_AVAILABLE RECORDS_:
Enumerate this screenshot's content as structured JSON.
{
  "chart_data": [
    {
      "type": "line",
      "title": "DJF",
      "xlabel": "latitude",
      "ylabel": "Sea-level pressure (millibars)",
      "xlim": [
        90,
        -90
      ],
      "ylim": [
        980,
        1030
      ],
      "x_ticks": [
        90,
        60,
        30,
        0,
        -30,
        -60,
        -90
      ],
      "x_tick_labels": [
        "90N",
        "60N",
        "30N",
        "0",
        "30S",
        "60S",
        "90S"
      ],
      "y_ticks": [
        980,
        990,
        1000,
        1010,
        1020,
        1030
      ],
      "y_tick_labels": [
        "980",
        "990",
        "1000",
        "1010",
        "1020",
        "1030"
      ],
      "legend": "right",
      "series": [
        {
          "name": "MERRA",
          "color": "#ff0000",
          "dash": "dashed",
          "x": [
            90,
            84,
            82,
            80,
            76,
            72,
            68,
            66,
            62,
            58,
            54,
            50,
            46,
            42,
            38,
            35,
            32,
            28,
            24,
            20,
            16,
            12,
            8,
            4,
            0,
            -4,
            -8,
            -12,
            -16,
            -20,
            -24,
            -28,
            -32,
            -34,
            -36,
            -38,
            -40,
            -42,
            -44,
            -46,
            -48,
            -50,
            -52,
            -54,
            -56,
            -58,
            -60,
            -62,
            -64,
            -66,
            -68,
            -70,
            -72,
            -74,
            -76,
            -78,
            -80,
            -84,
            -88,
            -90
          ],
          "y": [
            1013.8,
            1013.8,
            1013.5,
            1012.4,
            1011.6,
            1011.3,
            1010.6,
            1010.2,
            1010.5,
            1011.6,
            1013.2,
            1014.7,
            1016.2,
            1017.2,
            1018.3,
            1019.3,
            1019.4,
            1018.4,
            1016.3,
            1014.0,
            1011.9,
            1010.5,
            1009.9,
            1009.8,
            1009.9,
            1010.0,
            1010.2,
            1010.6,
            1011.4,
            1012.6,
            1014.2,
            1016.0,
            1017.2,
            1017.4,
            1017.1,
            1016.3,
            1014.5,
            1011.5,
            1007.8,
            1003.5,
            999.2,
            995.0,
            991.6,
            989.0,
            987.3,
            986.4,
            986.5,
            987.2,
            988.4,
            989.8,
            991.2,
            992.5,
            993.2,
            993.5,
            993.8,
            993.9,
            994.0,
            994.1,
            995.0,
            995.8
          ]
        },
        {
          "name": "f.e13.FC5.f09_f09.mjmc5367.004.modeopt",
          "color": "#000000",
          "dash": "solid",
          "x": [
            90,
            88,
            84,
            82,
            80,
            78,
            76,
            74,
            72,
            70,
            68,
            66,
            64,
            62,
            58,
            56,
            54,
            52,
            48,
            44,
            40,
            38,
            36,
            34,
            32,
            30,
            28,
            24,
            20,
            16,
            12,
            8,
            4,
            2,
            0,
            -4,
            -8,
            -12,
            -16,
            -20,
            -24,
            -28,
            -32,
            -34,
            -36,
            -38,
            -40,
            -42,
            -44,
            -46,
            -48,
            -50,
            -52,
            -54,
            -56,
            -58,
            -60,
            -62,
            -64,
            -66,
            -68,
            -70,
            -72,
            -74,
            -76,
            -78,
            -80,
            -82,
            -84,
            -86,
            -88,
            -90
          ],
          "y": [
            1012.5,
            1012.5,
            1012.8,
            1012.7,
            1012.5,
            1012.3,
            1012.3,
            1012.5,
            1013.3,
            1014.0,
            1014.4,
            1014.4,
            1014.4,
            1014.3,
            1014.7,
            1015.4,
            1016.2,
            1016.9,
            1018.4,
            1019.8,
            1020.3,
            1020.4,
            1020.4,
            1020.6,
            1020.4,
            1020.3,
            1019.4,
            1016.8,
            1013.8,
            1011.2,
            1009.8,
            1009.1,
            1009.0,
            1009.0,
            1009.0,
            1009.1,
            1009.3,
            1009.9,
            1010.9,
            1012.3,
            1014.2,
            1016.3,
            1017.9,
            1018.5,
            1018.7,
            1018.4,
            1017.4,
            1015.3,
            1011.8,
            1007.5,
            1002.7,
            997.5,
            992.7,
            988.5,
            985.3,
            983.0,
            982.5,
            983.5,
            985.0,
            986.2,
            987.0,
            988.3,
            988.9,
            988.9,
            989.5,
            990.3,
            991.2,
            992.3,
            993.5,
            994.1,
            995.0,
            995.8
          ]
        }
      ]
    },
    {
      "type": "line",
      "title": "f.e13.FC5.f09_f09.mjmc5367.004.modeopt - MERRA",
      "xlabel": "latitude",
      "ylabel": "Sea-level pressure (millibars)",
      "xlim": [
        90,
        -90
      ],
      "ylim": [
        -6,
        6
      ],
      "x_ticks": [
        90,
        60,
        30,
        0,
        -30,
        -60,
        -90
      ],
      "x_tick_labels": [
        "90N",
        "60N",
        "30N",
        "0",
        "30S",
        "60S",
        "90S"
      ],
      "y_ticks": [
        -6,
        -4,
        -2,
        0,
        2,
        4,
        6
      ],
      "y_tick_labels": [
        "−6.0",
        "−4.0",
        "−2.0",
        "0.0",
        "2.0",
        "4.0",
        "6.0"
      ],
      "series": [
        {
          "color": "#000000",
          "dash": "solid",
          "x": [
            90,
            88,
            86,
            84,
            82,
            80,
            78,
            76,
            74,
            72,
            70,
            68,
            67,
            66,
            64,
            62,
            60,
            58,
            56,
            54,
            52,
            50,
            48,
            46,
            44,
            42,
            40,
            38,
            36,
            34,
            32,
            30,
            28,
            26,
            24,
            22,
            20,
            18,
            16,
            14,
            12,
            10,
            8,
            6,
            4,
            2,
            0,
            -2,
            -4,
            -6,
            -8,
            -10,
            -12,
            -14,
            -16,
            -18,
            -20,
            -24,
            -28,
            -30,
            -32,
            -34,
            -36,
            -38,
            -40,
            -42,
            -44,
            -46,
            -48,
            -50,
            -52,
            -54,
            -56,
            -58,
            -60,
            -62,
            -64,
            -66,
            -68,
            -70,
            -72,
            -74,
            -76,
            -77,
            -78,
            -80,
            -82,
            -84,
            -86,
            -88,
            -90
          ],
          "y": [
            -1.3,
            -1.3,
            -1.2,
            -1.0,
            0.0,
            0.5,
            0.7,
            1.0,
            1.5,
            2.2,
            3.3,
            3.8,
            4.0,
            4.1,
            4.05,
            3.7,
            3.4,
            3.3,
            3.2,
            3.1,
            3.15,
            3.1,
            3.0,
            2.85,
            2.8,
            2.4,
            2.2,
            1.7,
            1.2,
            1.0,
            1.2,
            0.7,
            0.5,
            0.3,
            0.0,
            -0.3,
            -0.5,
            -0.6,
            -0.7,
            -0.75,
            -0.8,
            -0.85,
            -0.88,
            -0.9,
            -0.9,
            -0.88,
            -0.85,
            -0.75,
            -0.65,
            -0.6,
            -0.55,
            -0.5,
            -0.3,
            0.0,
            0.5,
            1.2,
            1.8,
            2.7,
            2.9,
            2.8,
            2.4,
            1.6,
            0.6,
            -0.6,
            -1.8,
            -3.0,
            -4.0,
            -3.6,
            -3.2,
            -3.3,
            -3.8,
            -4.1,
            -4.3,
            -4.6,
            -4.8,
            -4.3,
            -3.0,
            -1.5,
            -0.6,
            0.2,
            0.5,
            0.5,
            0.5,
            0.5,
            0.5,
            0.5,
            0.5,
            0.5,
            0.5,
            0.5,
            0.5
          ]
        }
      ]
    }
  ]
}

_WHAT IS EXPECTED_: Transcribe each record exactly. Leave nothing out.

_FULL ANSWER_:
Enumerate this screenshot's content as structured JSON.
{
  "chart_data": [
    {
      "type": "line",
      "title": "DJF",
      "xlabel": "latitude",
      "ylabel": "Sea-level pressure (millibars)",
      "xlim": [
        90,
        -90
      ],
      "ylim": [
        980,
        1030
      ],
      "x_ticks": [
        90,
        60,
        30,
        0,
        -30,
        -60,
        -90
      ],
      "x_tick_labels": [
        "90N",
        "60N",
        "30N",
        "0",
        "30S",
        "60S",
        "90S"
      ],
      "y_ticks": [
        980,
        990,
        1000,
        1010,
        1020,
        1030
      ],
      "y_tick_labels": [
        "980",
        "990",
        "1000",
        "1010",
        "1020",
        "1030"
      ],
      "legend": "right",
      "series": [
        {
          "name": "MERRA",
          "color": "#ff0000",
          "dash": "dashed",
          "x": [
            90,
            84,
            82,
            80,
            76,
            72,
            68,
            66,
            62,
            58,
            54,
            50,
            46,
            42,
            38,
            35,
            32,
            28,
            24,
            20,
            16,
            12,
            8,
            4,
            0,
            -4,
            -8,
            -12,
            -16,
            -20,
            -24,
            -28,
            -32,
            -34,
            -36,
            -38,
            -40,
            -42,
            -44,
            -46,
            -48,
            -50,
            -52,
            -54,
            -56,
            -58,
            -60,
            -62,
            -64,
            -66,
            -68,
            -70,
            -72,
            -74,
            -76,
            -78,
            -80,
            -84,
            -88,
            -90
          ],
          "y": [
            1013.8,
            1013.8,
            1013.5,
            1012.4,
            1011.6,
            1011.3,
            1010.6,
            1010.2,
            1010.5,
            1011.6,
            1013.2,
            1014.7,
            1016.2,
            1017.2,
            1018.3,
            1019.3,
            1019.4,
            1018.4,
            1016.3,
            1014.0,
            1011.9,
            1010.5,
            1009.9,
            1009.8,
            1009.9,
            1010.0,
            1010.2,
            1010.6,
            1011.4,
            1012.6,
            1014.2,
            1016.0,
            1017.2,
            1017.4,
            1017.1,
            1016.3,
            1014.5,
            1011.5,
            1007.8,
            1003.5,
            999.2,
            995.0,
            991.6,
            989.0,
            987.3,
            986.4,
            986.5,
            987.2,
            988.4,
            989.8,
            991.2,
            992.5,
            993.2,
            993.5,
            993.8,
            993.9,
            994.0,
            994.1,
            995.0,
            995.8
          ]
        },
        {
          "name": "f.e13.FC5.f09_f09.mjmc5367.004.modeopt",
          "color": "#000000",
          "dash": "solid",
          "x": [
            90,
            88,
            84,
            82,
            80,
            78,
            76,
            74,
            72,
            70,
            68,
            66,
            64,
            62,
            58,
            56,
            54,
            52,
            48,
            44,
            40,
            38,
            36,
            34,
            32,
            30,
            28,
            24,
            20,
            16,
            12,
            8,
            4,
            2,
            0,
            -4,
            -8,
            -12,
            -16,
            -20,
            -24,
            -28,
            -32,
            -34,
            -36,
            -38,
            -40,
            -42,
            -44,
            -46,
            -48,
            -50,
            -52,
            -54,
            -56,
            -58,
            -60,
            -62,
            -64,
            -66,
            -68,
            -70,
            -72,
            -74,
            -76,
            -78,
            -80,
            -82,
            -84,
            -86,
            -88,
            -90
          ],
          "y": [
            1012.5,
            1012.5,
            1012.8,
            1012.7,
            1012.5,
            1012.3,
            1012.3,
            1012.5,
            1013.3,
            1014.0,
            1014.4,
            1014.4,
            1014.4,
            1014.3,
            1014.7,
            1015.4,
            1016.2,
            1016.9,
            1018.4,
            1019.8,
            1020.3,
            1020.4,
            1020.4,
            1020.6,
            1020.4,
            1020.3,
            1019.4,
            1016.8,
            1013.8,
            1011.2,
            1009.8,
            1009.1,
            1009.0,
            1009.0,
            1009.0,
            1009.1,
            1009.3,
            1009.9,
            1010.9,
            1012.3,
            1014.2,
            1016.3,
            1017.9,
            1018.5,
            1018.7,
            1018.4,
            1017.4,
            1015.3,
            1011.8,
            1007.5,
            1002.7,
            997.5,
            992.7,
            988.5,
            985.3,
            983.0,
            982.5,
            983.5,
            985.0,
            986.2,
            987.0,
            988.3,
            988.9,
            988.9,
            989.5,
            990.3,
            991.2,
            992.3,
            993.5,
            994.1,
            995.0,
            995.8
          ]
        }
      ]
    },
    {
      "type": "line",
      "title": "f.e13.FC5.f09_f09.mjmc5367.004.modeopt - MERRA",
      "xlabel": "latitude",
      "ylabel": "Sea-level pressure (millibars)",
      "xlim": [
        90,
        -90
      ],
      "ylim": [
        -6,
        6
      ],
      "x_ticks": [
        90,
        60,
        30,
        0,
        -30,
        -60,
        -90
      ],
      "x_tick_labels": [
        "90N",
        "60N",
        "30N",
        "0",
        "30S",
        "60S",
        "90S"
      ],
      "y_ticks": [
        -6,
        -4,
        -2,
        0,
        2,
        4,
        6
      ],
      "y_tick_labels": [
        "−6.0",
        "−4.0",
        "−2.0",
        "0.0",
        "2.0",
        "4.0",
        "6.0"
      ],
      "series": [
        {
          "color": "#000000",
          "dash": "solid",
          "x": [
            90,
            88,
            86,
            84,
            82,
            80,
            78,
            76,
            74,
            72,
            70,
            68,
            67,
            66,
            64,
            62,
            60,
            58,
            56,
            54,
            52,
            50,
            48,
            46,
            44,
            42,
            40,
            38,
            36,
            34,
            32,
            30,
            28,
            26,
            24,
            22,
            20,
            18,
            16,
            14,
            12,
            10,
            8,
            6,
            4,
            2,
            0,
            -2,
            -4,
            -6,
            -8,
            -10,
            -12,
            -14,
            -16,
            -18,
            -20,
            -24,
            -28,
            -30,
            -32,
            -34,
            -36,
            -38,
            -40,
            -42,
            -44,
            -46,
            -48,
            -50,
            -52,
            -54,
            -56,
            -58,
            -60,
            -62,
            -64,
            -66,
            -68,
            -70,
            -72,
            -74,
            -76,
            -77,
            -78,
            -80,
            -82,
            -84,
            -86,
            -88,
            -90
          ],
          "y": [
            -1.3,
            -1.3,
            -1.2,
            -1.0,
            0.0,
            0.5,
            0.7,
            1.0,
            1.5,
            2.2,
            3.3,
            3.8,
            4.0,
            4.1,
            4.05,
            3.7,
            3.4,
            3.3,
            3.2,
            3.1,
            3.15,
            3.1,
            3.0,
            2.85,
            2.8,
            2.4,
            2.2,
            1.7,
            1.2,
            1.0,
            1.2,
            0.7,
            0.5,
            0.3,
            0.0,
            -0.3,
            -0.5,
            -0.6,
            -0.7,
            -0.75,
            -0.8,
            -0.85,
            -0.88,
            -0.9,
            -0.9,
            -0.88,
            -0.85,
            -0.75,
            -0.65,
            -0.6,
            -0.55,
            -0.5,
            -0.3,
            0.0,
            0.5,
            1.2,
            1.8,
            2.7,
            2.9,
            2.8,
            2.4,
            1.6,
            0.6,
            -0.6,
            -1.8,
            -3.0,
            -4.0,
            -3.6,
            -3.2,
            -3.3,
            -3.8,
            -4.1,
            -4.3,
            -4.6,
            -4.8,
            -4.3,
            -3.0,
            -1.5,
            -0.6,
            0.2,
            0.5,
            0.5,
            0.5,
            0.5,
            0.5,
            0.5,
            0.5,
            0.5,
            0.5,
            0.5,
            0.5
          ]
        }
      ]
    }
  ]
}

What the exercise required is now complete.